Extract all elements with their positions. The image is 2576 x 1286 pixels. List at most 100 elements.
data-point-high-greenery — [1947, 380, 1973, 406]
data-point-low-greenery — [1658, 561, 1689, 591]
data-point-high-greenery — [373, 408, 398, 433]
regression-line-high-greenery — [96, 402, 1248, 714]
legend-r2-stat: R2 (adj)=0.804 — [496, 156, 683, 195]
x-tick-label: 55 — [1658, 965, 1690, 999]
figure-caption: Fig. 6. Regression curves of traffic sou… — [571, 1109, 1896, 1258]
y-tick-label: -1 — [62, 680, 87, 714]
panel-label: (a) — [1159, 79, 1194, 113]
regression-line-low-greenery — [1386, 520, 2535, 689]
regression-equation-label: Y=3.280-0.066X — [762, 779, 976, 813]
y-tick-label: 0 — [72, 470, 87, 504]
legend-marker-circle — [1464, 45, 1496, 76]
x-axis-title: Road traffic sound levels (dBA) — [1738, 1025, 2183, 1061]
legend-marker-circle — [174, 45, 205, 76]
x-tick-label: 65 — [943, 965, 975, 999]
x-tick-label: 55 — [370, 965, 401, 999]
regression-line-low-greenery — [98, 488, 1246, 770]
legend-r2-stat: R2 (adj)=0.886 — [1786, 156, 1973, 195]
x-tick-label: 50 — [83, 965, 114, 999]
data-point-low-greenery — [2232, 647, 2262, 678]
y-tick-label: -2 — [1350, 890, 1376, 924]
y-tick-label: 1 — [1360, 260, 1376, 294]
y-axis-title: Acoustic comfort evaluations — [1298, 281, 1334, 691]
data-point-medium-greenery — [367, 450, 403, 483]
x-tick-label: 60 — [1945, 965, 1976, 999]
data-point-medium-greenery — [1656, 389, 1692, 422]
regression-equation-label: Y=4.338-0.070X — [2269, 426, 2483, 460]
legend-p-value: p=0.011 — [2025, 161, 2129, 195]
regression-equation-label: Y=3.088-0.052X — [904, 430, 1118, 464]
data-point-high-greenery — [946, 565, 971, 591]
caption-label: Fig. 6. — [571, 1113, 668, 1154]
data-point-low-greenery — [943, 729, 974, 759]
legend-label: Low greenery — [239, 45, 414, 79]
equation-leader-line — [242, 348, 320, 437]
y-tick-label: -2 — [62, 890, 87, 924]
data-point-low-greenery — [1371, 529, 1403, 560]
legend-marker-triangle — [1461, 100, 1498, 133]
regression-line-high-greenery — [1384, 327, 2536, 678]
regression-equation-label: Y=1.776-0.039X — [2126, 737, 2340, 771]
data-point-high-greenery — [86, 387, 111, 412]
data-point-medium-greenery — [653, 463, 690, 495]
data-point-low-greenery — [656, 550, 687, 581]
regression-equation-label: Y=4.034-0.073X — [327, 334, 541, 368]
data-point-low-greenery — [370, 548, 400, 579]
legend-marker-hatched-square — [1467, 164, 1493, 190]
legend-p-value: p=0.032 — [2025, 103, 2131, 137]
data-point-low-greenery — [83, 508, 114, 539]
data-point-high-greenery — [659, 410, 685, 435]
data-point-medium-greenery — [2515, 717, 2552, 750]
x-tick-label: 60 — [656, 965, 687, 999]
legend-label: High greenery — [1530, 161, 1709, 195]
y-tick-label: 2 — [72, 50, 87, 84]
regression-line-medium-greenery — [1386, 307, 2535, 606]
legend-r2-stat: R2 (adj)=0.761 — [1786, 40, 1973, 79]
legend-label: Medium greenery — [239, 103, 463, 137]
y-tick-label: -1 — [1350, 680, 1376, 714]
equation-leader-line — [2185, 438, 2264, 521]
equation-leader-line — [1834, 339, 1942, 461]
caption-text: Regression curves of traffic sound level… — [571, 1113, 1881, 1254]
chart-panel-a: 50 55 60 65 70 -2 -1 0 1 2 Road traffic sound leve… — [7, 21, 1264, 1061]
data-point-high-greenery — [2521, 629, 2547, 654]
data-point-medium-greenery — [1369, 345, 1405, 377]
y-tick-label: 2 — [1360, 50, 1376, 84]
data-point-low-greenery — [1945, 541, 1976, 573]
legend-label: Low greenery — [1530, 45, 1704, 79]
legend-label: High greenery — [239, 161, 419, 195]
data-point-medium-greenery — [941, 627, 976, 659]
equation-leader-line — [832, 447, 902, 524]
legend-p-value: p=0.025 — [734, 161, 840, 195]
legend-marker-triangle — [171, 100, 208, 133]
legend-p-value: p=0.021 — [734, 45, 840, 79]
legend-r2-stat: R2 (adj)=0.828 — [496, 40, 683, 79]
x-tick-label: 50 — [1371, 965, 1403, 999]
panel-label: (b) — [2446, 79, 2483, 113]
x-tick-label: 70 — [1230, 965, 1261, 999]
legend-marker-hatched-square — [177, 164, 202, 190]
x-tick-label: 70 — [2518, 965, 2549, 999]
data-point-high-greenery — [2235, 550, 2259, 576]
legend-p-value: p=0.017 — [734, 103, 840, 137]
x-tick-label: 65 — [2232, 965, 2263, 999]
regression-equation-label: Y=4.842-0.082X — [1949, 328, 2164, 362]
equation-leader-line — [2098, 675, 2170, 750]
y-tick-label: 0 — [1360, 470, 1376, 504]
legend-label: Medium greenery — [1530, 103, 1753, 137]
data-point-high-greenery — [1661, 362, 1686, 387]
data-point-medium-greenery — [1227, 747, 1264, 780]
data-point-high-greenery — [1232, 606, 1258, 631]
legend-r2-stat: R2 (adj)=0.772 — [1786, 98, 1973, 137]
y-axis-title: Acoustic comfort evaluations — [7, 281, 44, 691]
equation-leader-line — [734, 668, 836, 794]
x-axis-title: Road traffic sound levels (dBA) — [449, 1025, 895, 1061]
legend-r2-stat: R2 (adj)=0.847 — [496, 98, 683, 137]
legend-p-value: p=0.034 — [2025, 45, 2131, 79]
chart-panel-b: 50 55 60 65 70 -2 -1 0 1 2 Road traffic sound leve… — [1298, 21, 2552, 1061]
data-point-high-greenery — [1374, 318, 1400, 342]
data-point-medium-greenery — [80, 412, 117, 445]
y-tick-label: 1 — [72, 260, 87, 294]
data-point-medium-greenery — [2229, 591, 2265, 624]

▶ **EXERCISE DETAILS**: Copy every one of the rows above word for word, keeping each line as it appears.

▶ **WRITTEN SOLUTION**:
Extract all elements with their positions. The image is 2576 x 1286 pixels. List at most 100 elements.
data-point-high-greenery — [1947, 380, 1973, 406]
data-point-low-greenery — [1658, 561, 1689, 591]
data-point-high-greenery — [373, 408, 398, 433]
regression-line-high-greenery — [96, 402, 1248, 714]
legend-r2-stat: R2 (adj)=0.804 — [496, 156, 683, 195]
x-tick-label: 55 — [1658, 965, 1690, 999]
figure-caption: Fig. 6. Regression curves of traffic sou… — [571, 1109, 1896, 1258]
y-tick-label: -1 — [62, 680, 87, 714]
panel-label: (a) — [1159, 79, 1194, 113]
regression-line-low-greenery — [1386, 520, 2535, 689]
regression-equation-label: Y=3.280-0.066X — [762, 779, 976, 813]
y-tick-label: 0 — [72, 470, 87, 504]
legend-marker-circle — [1464, 45, 1496, 76]
x-axis-title: Road traffic sound levels (dBA) — [1738, 1025, 2183, 1061]
legend-marker-circle — [174, 45, 205, 76]
x-tick-label: 65 — [943, 965, 975, 999]
x-tick-label: 55 — [370, 965, 401, 999]
regression-line-low-greenery — [98, 488, 1246, 770]
legend-r2-stat: R2 (adj)=0.886 — [1786, 156, 1973, 195]
x-tick-label: 50 — [83, 965, 114, 999]
data-point-low-greenery — [2232, 647, 2262, 678]
y-tick-label: -2 — [1350, 890, 1376, 924]
y-tick-label: 1 — [1360, 260, 1376, 294]
y-axis-title: Acoustic comfort evaluations — [1298, 281, 1334, 691]
data-point-medium-greenery — [367, 450, 403, 483]
x-tick-label: 60 — [1945, 965, 1976, 999]
data-point-medium-greenery — [1656, 389, 1692, 422]
regression-equation-label: Y=4.338-0.070X — [2269, 426, 2483, 460]
legend-p-value: p=0.011 — [2025, 161, 2129, 195]
regression-equation-label: Y=3.088-0.052X — [904, 430, 1118, 464]
data-point-high-greenery — [946, 565, 971, 591]
caption-label: Fig. 6. — [571, 1113, 668, 1154]
data-point-low-greenery — [943, 729, 974, 759]
legend-label: Low greenery — [239, 45, 414, 79]
equation-leader-line — [242, 348, 320, 437]
y-tick-label: -2 — [62, 890, 87, 924]
data-point-low-greenery — [1371, 529, 1403, 560]
legend-marker-triangle — [1461, 100, 1498, 133]
regression-line-high-greenery — [1384, 327, 2536, 678]
regression-equation-label: Y=1.776-0.039X — [2126, 737, 2340, 771]
data-point-high-greenery — [86, 387, 111, 412]
data-point-medium-greenery — [653, 463, 690, 495]
data-point-low-greenery — [656, 550, 687, 581]
regression-equation-label: Y=4.034-0.073X — [327, 334, 541, 368]
data-point-low-greenery — [370, 548, 400, 579]
legend-marker-hatched-square — [1467, 164, 1493, 190]
legend-p-value: p=0.032 — [2025, 103, 2131, 137]
data-point-low-greenery — [83, 508, 114, 539]
data-point-high-greenery — [659, 410, 685, 435]
data-point-medium-greenery — [2515, 717, 2552, 750]
x-tick-label: 60 — [656, 965, 687, 999]
legend-label: High greenery — [1530, 161, 1709, 195]
y-tick-label: 2 — [72, 50, 87, 84]
regression-line-medium-greenery — [1386, 307, 2535, 606]
legend-r2-stat: R2 (adj)=0.761 — [1786, 40, 1973, 79]
legend-label: Medium greenery — [239, 103, 463, 137]
y-tick-label: -1 — [1350, 680, 1376, 714]
equation-leader-line — [2185, 438, 2264, 521]
equation-leader-line — [1834, 339, 1942, 461]
caption-text: Regression curves of traffic sound level… — [571, 1113, 1881, 1254]
chart-panel-a: 50 55 60 65 70 -2 -1 0 1 2 Road traffic sound leve… — [7, 21, 1264, 1061]
data-point-high-greenery — [2521, 629, 2547, 654]
data-point-medium-greenery — [1369, 345, 1405, 377]
y-tick-label: 2 — [1360, 50, 1376, 84]
data-point-low-greenery — [1945, 541, 1976, 573]
legend-label: Low greenery — [1530, 45, 1704, 79]
legend-label: High greenery — [239, 161, 419, 195]
data-point-medium-greenery — [941, 627, 976, 659]
equation-leader-line — [832, 447, 902, 524]
legend-p-value: p=0.025 — [734, 161, 840, 195]
legend-marker-triangle — [171, 100, 208, 133]
legend-p-value: p=0.021 — [734, 45, 840, 79]
legend-r2-stat: R2 (adj)=0.828 — [496, 40, 683, 79]
x-tick-label: 50 — [1371, 965, 1403, 999]
panel-label: (b) — [2446, 79, 2483, 113]
x-tick-label: 70 — [1230, 965, 1261, 999]
legend-marker-hatched-square — [177, 164, 202, 190]
x-tick-label: 70 — [2518, 965, 2549, 999]
data-point-high-greenery — [2235, 550, 2259, 576]
legend-p-value: p=0.017 — [734, 103, 840, 137]
x-tick-label: 65 — [2232, 965, 2263, 999]
regression-equation-label: Y=4.842-0.082X — [1949, 328, 2164, 362]
equation-leader-line — [2098, 675, 2170, 750]
y-tick-label: 0 — [1360, 470, 1376, 504]
legend-label: Medium greenery — [1530, 103, 1753, 137]
data-point-high-greenery — [1661, 362, 1686, 387]
data-point-medium-greenery — [1227, 747, 1264, 780]
data-point-high-greenery — [1232, 606, 1258, 631]
legend-r2-stat: R2 (adj)=0.772 — [1786, 98, 1973, 137]
y-axis-title: Acoustic comfort evaluations — [7, 281, 44, 691]
equation-leader-line — [734, 668, 836, 794]
x-axis-title: Road traffic sound levels (dBA) — [449, 1025, 895, 1061]
legend-r2-stat: R2 (adj)=0.847 — [496, 98, 683, 137]
legend-p-value: p=0.034 — [2025, 45, 2131, 79]
chart-panel-b: 50 55 60 65 70 -2 -1 0 1 2 Road traffic sound leve… — [1298, 21, 2552, 1061]
data-point-high-greenery — [1374, 318, 1400, 342]
data-point-medium-greenery — [80, 412, 117, 445]
y-tick-label: 1 — [72, 260, 87, 294]
data-point-medium-greenery — [2229, 591, 2265, 624]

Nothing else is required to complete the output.